▶ _Short problem_: Extract every line below, verbatim.

▶ _Given data_:
+ + + +

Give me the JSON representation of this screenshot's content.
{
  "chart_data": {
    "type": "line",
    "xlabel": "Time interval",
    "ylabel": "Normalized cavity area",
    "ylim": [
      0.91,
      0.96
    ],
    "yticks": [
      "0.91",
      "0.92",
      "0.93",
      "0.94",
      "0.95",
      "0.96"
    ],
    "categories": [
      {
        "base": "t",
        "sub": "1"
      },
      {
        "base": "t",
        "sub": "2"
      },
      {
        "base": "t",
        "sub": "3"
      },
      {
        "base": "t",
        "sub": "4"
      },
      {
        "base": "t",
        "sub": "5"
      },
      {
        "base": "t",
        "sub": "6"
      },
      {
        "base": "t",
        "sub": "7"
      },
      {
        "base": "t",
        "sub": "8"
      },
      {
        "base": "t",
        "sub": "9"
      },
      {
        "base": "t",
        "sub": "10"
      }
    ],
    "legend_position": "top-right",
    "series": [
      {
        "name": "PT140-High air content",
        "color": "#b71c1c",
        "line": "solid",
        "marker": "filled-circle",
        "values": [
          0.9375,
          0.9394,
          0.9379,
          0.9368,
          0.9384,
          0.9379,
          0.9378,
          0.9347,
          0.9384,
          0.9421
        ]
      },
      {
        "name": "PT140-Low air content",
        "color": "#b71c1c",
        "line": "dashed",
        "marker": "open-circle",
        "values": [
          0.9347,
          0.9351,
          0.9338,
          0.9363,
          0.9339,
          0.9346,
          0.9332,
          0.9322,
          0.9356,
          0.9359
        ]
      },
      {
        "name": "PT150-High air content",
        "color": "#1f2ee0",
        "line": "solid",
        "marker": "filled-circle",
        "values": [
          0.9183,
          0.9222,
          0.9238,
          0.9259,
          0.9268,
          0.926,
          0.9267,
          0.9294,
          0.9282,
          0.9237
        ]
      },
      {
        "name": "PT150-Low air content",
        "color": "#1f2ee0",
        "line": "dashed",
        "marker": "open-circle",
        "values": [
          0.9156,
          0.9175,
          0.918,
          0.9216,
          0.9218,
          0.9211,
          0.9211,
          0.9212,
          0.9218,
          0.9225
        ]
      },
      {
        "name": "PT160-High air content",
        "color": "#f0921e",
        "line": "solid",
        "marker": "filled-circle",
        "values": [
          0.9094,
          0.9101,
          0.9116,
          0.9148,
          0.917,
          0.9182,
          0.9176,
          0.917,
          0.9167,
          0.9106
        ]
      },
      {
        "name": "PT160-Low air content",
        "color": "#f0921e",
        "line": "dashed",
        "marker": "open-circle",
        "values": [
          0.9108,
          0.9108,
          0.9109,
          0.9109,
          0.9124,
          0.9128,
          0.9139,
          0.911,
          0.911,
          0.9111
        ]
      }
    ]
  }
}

+ + + +

▶ _Result of this task_:
Give me the JSON representation of this screenshot's content.
{
  "chart_data": {
    "type": "line",
    "xlabel": "Time interval",
    "ylabel": "Normalized cavity area",
    "ylim": [
      0.91,
      0.96
    ],
    "yticks": [
      "0.91",
      "0.92",
      "0.93",
      "0.94",
      "0.95",
      "0.96"
    ],
    "categories": [
      {
        "base": "t",
        "sub": "1"
      },
      {
        "base": "t",
        "sub": "2"
      },
      {
        "base": "t",
        "sub": "3"
      },
      {
        "base": "t",
        "sub": "4"
      },
      {
        "base": "t",
        "sub": "5"
      },
      {
        "base": "t",
        "sub": "6"
      },
      {
        "base": "t",
        "sub": "7"
      },
      {
        "base": "t",
        "sub": "8"
      },
      {
        "base": "t",
        "sub": "9"
      },
      {
        "base": "t",
        "sub": "10"
      }
    ],
    "legend_position": "top-right",
    "series": [
      {
        "name": "PT140-High air content",
        "color": "#b71c1c",
        "line": "solid",
        "marker": "filled-circle",
        "values": [
          0.9375,
          0.9394,
          0.9379,
          0.9368,
          0.9384,
          0.9379,
          0.9378,
          0.9347,
          0.9384,
          0.9421
        ]
      },
      {
        "name": "PT140-Low air content",
        "color": "#b71c1c",
        "line": "dashed",
        "marker": "open-circle",
        "values": [
          0.9347,
          0.9351,
          0.9338,
          0.9363,
          0.9339,
          0.9346,
          0.9332,
          0.9322,
          0.9356,
          0.9359
        ]
      },
      {
        "name": "PT150-High air content",
        "color": "#1f2ee0",
        "line": "solid",
        "marker": "filled-circle",
        "values": [
          0.9183,
          0.9222,
          0.9238,
          0.9259,
          0.9268,
          0.926,
          0.9267,
          0.9294,
          0.9282,
          0.9237
        ]
      },
      {
        "name": "PT150-Low air content",
        "color": "#1f2ee0",
        "line": "dashed",
        "marker": "open-circle",
        "values": [
          0.9156,
          0.9175,
          0.918,
          0.9216,
          0.9218,
          0.9211,
          0.9211,
          0.9212,
          0.9218,
          0.9225
        ]
      },
      {
        "name": "PT160-High air content",
        "color": "#f0921e",
        "line": "solid",
        "marker": "filled-circle",
        "values": [
          0.9094,
          0.9101,
          0.9116,
          0.9148,
          0.917,
          0.9182,
          0.9176,
          0.917,
          0.9167,
          0.9106
        ]
      },
      {
        "name": "PT160-Low air content",
        "color": "#f0921e",
        "line": "dashed",
        "marker": "open-circle",
        "values": [
          0.9108,
          0.9108,
          0.9109,
          0.9109,
          0.9124,
          0.9128,
          0.9139,
          0.911,
          0.911,
          0.9111
        ]
      }
    ]
  }
}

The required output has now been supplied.